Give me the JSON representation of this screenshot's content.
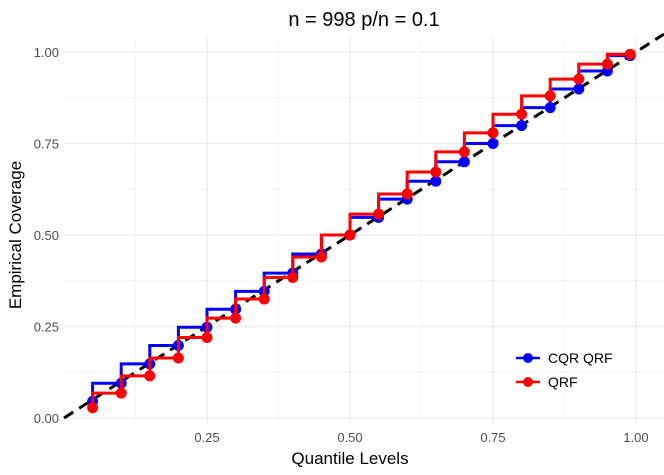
{
  "chart_data": {
    "type": "line",
    "title": "n = 998 p/n = 0.1",
    "xlabel": "Quantile Levels",
    "ylabel": "Empirical Coverage",
    "xlim": [
      0.0,
      1.05
    ],
    "ylim": [
      0.0,
      1.03
    ],
    "x_ticks": [
      0.25,
      0.5,
      0.75,
      1.0
    ],
    "x_tick_labels": [
      "0.25",
      "0.50",
      "0.75",
      "1.00"
    ],
    "y_ticks": [
      0.0,
      0.25,
      0.5,
      0.75,
      1.0
    ],
    "y_tick_labels": [
      "0.00",
      "0.25",
      "0.50",
      "0.75",
      "1.00"
    ],
    "grid": true,
    "legend_position": "bottom-right inside",
    "reference_line": {
      "type": "diagonal y=x",
      "style": "dashed",
      "color": "#000000"
    },
    "step_style": "vertical-then-horizontal",
    "x": [
      0.05,
      0.1,
      0.15,
      0.2,
      0.25,
      0.3,
      0.35,
      0.4,
      0.45,
      0.5,
      0.55,
      0.6,
      0.65,
      0.7,
      0.75,
      0.8,
      0.85,
      0.9,
      0.95,
      0.99
    ],
    "series": [
      {
        "name": "CQR QRF",
        "color": "#0000ff",
        "values": [
          0.045,
          0.095,
          0.148,
          0.198,
          0.248,
          0.297,
          0.346,
          0.396,
          0.448,
          0.5,
          0.548,
          0.598,
          0.647,
          0.7,
          0.75,
          0.799,
          0.848,
          0.899,
          0.948,
          0.99
        ]
      },
      {
        "name": "QRF",
        "color": "#ff0000",
        "values": [
          0.028,
          0.068,
          0.115,
          0.164,
          0.22,
          0.273,
          0.325,
          0.384,
          0.44,
          0.5,
          0.557,
          0.612,
          0.672,
          0.727,
          0.779,
          0.83,
          0.88,
          0.926,
          0.967,
          0.994
        ]
      }
    ]
  },
  "legend": {
    "items": [
      {
        "label": "CQR QRF",
        "color": "#0000ff"
      },
      {
        "label": "QRF",
        "color": "#ff0000"
      }
    ]
  }
}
+ + + +
## GIVEN TASK
Exclude the pictures, and transcribe all of the material exactly.

## SOLUTION TO THIS TASK
Give me the JSON representation of this screenshot's content.
{
  "chart_data": {
    "type": "line",
    "title": "n = 998 p/n = 0.1",
    "xlabel": "Quantile Levels",
    "ylabel": "Empirical Coverage",
    "xlim": [
      0.0,
      1.05
    ],
    "ylim": [
      0.0,
      1.03
    ],
    "x_ticks": [
      0.25,
      0.5,
      0.75,
      1.0
    ],
    "x_tick_labels": [
      "0.25",
      "0.50",
      "0.75",
      "1.00"
    ],
    "y_ticks": [
      0.0,
      0.25,
      0.5,
      0.75,
      1.0
    ],
    "y_tick_labels": [
      "0.00",
      "0.25",
      "0.50",
      "0.75",
      "1.00"
    ],
    "grid": true,
    "legend_position": "bottom-right inside",
    "reference_line": {
      "type": "diagonal y=x",
      "style": "dashed",
      "color": "#000000"
    },
    "step_style": "vertical-then-horizontal",
    "x": [
      0.05,
      0.1,
      0.15,
      0.2,
      0.25,
      0.3,
      0.35,
      0.4,
      0.45,
      0.5,
      0.55,
      0.6,
      0.65,
      0.7,
      0.75,
      0.8,
      0.85,
      0.9,
      0.95,
      0.99
    ],
    "series": [
      {
        "name": "CQR QRF",
        "color": "#0000ff",
        "values": [
          0.045,
          0.095,
          0.148,
          0.198,
          0.248,
          0.297,
          0.346,
          0.396,
          0.448,
          0.5,
          0.548,
          0.598,
          0.647,
          0.7,
          0.75,
          0.799,
          0.848,
          0.899,
          0.948,
          0.99
        ]
      },
      {
        "name": "QRF",
        "color": "#ff0000",
        "values": [
          0.028,
          0.068,
          0.115,
          0.164,
          0.22,
          0.273,
          0.325,
          0.384,
          0.44,
          0.5,
          0.557,
          0.612,
          0.672,
          0.727,
          0.779,
          0.83,
          0.88,
          0.926,
          0.967,
          0.994
        ]
      }
    ]
  },
  "legend": {
    "items": [
      {
        "label": "CQR QRF",
        "color": "#0000ff"
      },
      {
        "label": "QRF",
        "color": "#ff0000"
      }
    ]
  }
}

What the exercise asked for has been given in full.